WHAT THE EXERCISE ASKS - From the records below, copy every line that contains the word "sentence".

GIVEN RECORDS -
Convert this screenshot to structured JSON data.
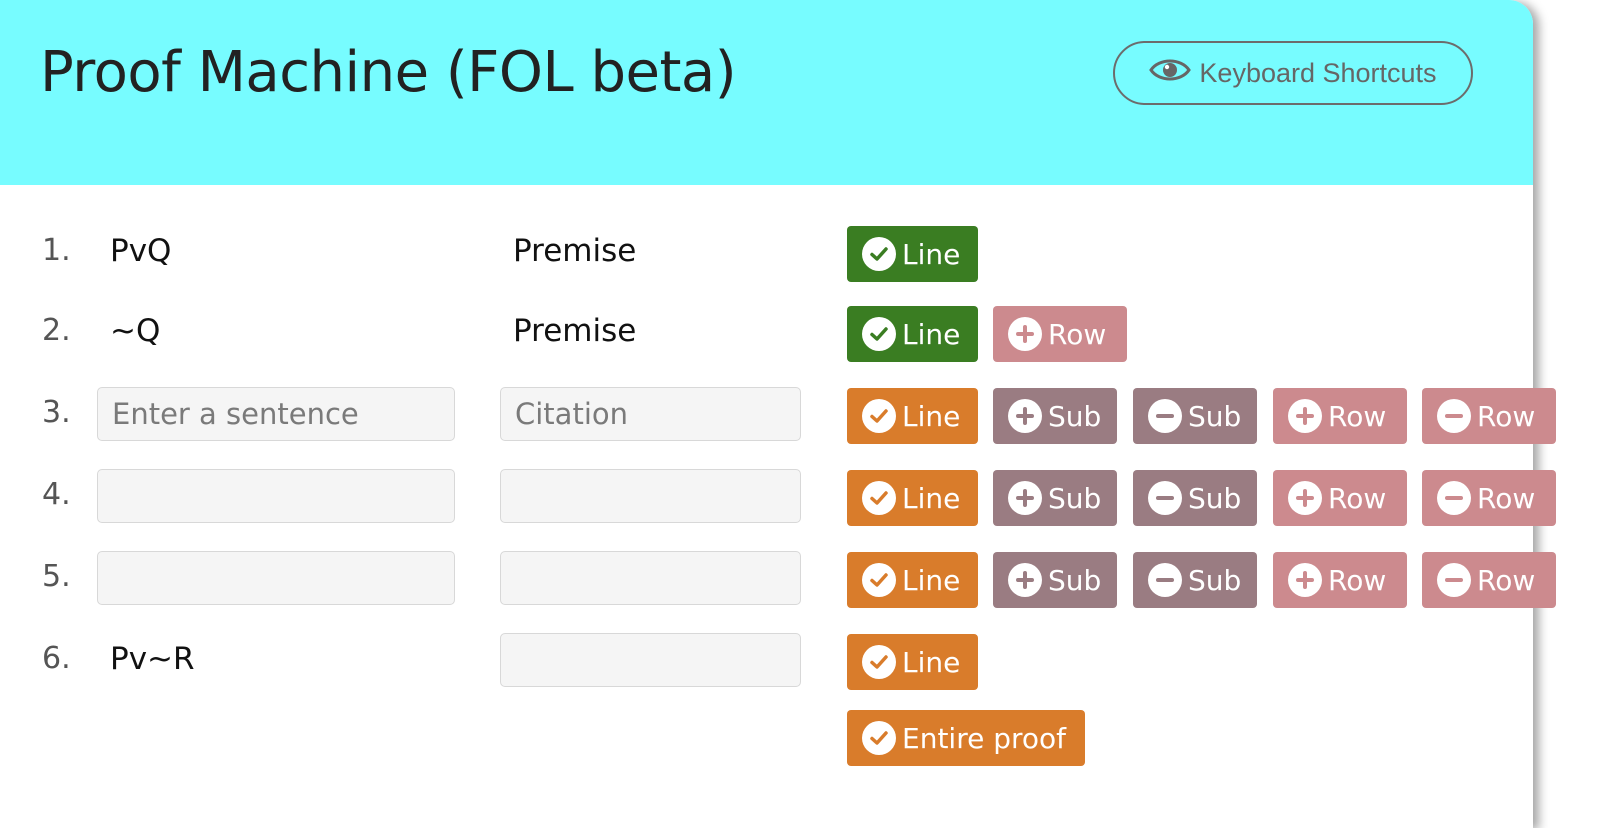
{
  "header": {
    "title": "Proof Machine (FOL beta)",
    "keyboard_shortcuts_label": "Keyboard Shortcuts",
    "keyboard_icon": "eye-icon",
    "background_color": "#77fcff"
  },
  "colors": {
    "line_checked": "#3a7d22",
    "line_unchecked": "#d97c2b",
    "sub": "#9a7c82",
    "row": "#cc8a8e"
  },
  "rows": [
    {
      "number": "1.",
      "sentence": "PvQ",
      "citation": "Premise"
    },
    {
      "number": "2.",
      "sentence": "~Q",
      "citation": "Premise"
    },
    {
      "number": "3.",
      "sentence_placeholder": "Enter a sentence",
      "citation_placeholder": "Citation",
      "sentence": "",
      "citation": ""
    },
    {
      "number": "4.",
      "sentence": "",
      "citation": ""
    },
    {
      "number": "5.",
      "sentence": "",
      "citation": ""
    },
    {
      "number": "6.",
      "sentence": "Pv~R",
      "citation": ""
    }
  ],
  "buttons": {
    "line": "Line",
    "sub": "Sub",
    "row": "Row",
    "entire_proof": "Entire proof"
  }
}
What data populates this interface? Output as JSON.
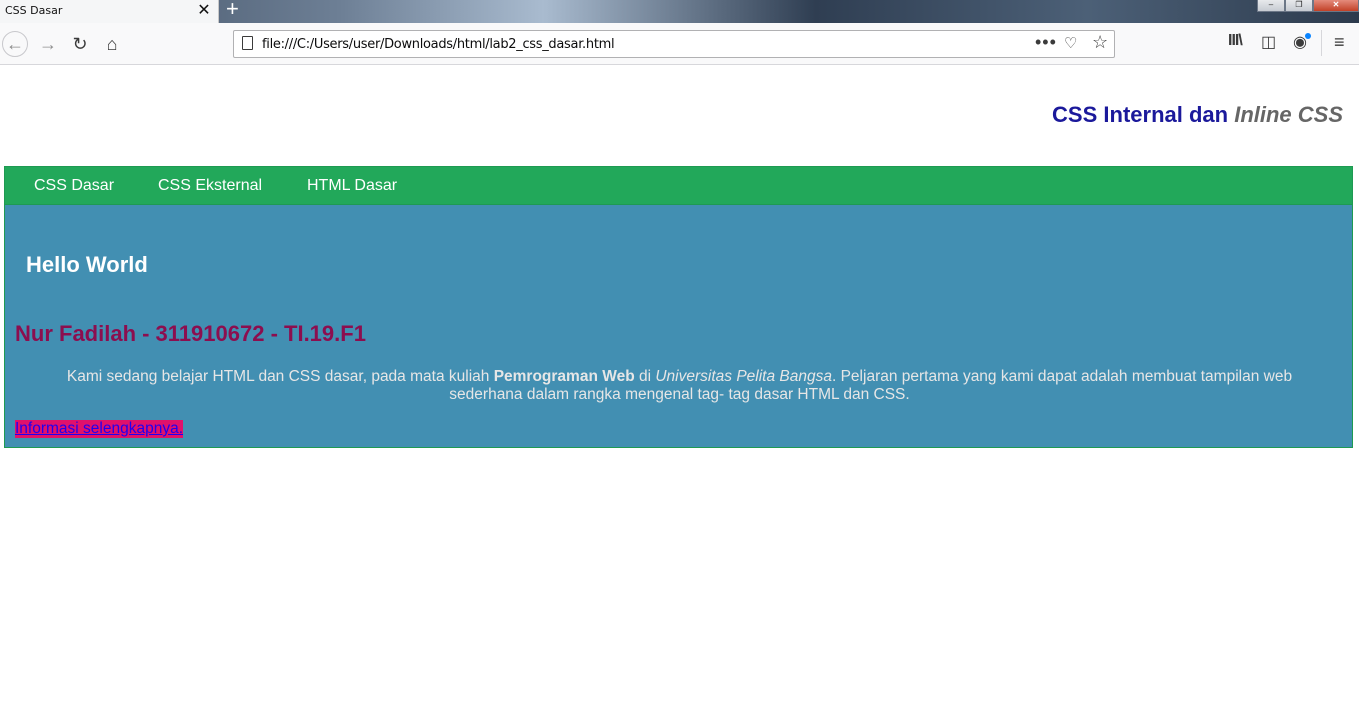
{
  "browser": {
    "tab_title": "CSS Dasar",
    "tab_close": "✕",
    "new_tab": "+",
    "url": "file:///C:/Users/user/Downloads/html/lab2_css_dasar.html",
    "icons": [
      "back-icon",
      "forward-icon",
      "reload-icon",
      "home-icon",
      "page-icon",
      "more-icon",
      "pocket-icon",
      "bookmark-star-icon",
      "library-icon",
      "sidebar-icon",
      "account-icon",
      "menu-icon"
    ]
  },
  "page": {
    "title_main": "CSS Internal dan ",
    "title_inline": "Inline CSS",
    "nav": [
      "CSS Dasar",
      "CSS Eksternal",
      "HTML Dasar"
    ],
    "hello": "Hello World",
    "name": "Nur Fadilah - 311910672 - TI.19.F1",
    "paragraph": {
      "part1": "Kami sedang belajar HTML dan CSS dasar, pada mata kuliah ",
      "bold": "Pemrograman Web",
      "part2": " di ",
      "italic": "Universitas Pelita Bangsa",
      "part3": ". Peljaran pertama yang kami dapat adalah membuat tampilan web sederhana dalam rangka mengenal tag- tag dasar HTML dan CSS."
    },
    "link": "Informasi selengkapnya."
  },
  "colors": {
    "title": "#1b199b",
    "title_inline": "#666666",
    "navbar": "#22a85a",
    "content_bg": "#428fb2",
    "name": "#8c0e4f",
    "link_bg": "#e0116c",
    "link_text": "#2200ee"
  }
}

RESULT BELOW -
      "sentence": "PvQ",
      "sentence": "~Q",
      "sentence_placeholder": "Enter a sentence",
      "sentence": "",
      "sentence": "",
      "sentence": "",
      "sentence": "Pv~R",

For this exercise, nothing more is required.